### [GIVEN REQUEST]
Gather all lines in the records below that include the word "marker".

***** TASK DATA *****

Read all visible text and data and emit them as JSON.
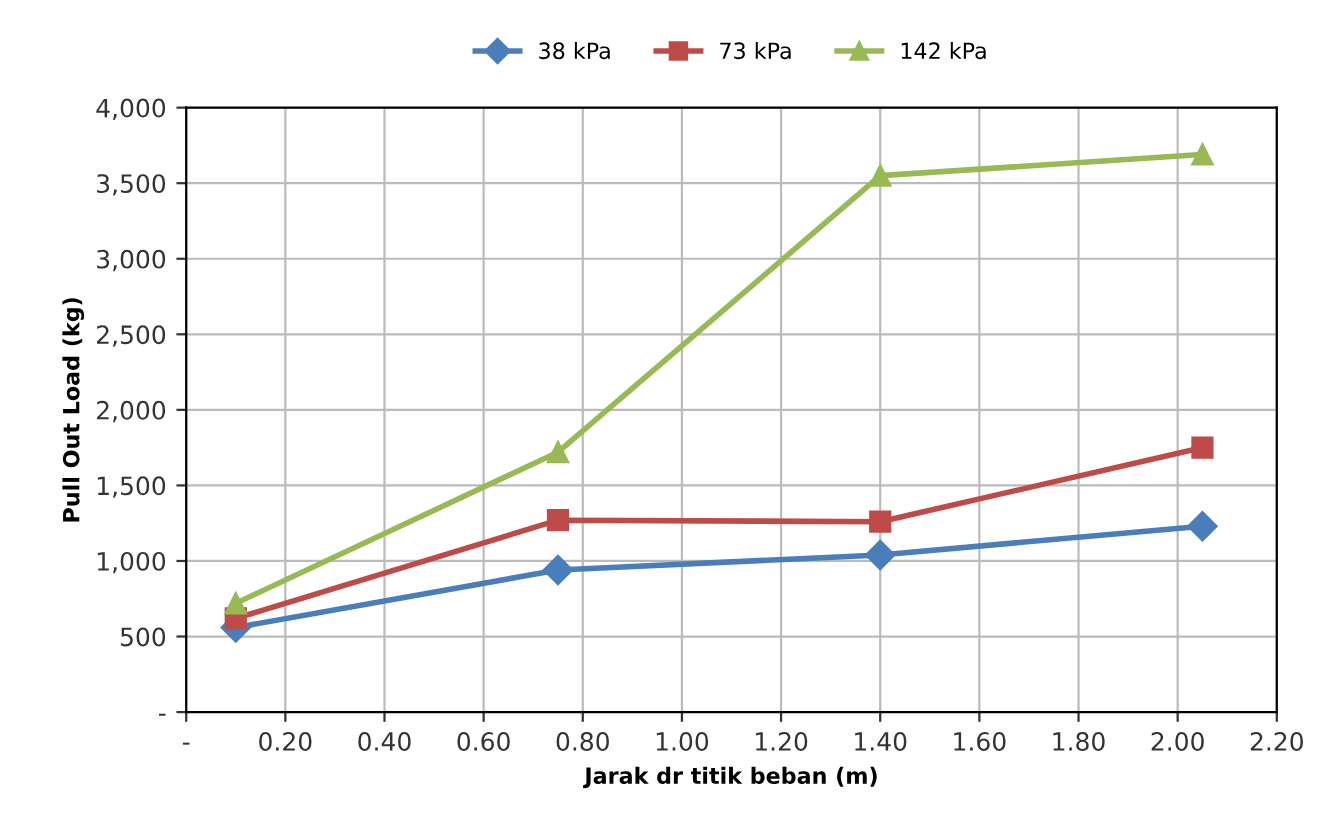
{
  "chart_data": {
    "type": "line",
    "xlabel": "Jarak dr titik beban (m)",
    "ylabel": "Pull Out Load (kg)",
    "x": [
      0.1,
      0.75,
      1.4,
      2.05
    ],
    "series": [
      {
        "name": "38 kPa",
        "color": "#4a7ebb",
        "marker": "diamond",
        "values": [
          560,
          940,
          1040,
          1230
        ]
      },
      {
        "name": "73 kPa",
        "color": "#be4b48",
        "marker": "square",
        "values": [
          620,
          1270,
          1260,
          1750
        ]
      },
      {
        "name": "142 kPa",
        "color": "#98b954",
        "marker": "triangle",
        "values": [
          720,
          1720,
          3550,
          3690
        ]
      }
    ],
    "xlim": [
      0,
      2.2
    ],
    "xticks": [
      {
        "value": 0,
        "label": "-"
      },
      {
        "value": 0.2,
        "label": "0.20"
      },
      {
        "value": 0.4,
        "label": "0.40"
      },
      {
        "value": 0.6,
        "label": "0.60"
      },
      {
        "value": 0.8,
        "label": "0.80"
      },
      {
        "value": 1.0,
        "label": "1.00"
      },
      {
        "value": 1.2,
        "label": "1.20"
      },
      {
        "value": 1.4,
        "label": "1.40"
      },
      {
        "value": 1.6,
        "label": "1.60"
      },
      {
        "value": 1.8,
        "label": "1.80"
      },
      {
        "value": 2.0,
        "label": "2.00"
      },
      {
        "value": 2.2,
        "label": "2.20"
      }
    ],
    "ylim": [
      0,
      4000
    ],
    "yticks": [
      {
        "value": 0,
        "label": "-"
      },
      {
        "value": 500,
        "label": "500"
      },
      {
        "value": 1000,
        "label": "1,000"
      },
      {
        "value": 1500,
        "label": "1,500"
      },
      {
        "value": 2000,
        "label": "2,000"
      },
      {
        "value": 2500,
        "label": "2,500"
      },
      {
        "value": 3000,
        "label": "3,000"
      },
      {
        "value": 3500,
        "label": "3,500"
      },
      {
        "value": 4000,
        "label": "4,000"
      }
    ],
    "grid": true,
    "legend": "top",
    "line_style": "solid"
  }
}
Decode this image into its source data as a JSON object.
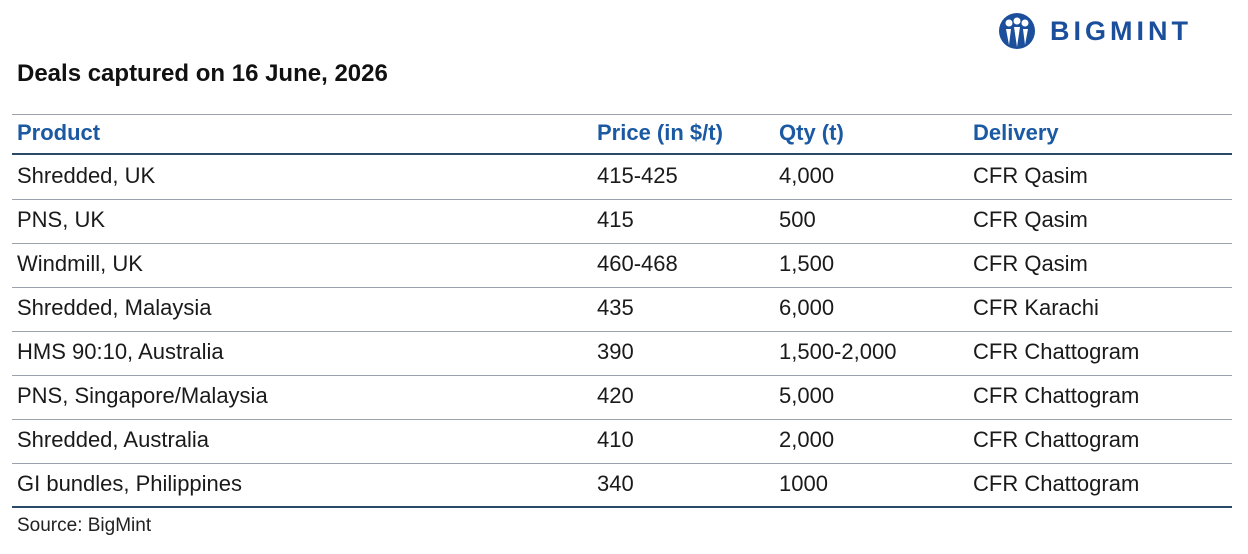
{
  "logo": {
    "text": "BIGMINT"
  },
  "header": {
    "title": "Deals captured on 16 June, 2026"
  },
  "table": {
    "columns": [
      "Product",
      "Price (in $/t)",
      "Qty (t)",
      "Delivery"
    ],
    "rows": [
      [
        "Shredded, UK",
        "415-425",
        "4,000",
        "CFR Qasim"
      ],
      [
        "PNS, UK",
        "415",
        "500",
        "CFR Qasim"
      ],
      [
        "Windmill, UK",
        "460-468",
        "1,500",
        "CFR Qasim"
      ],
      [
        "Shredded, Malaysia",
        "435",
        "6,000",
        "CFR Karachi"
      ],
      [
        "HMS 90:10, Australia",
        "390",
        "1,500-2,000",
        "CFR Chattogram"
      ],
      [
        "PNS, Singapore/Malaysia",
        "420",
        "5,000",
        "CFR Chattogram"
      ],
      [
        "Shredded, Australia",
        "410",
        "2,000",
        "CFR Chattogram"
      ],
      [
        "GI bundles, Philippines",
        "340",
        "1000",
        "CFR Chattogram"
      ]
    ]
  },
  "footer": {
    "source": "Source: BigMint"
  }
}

*****

### [WRITTEN REPLY]
        "marker": "diamond",
        "marker": "square",
        "marker": "triangle",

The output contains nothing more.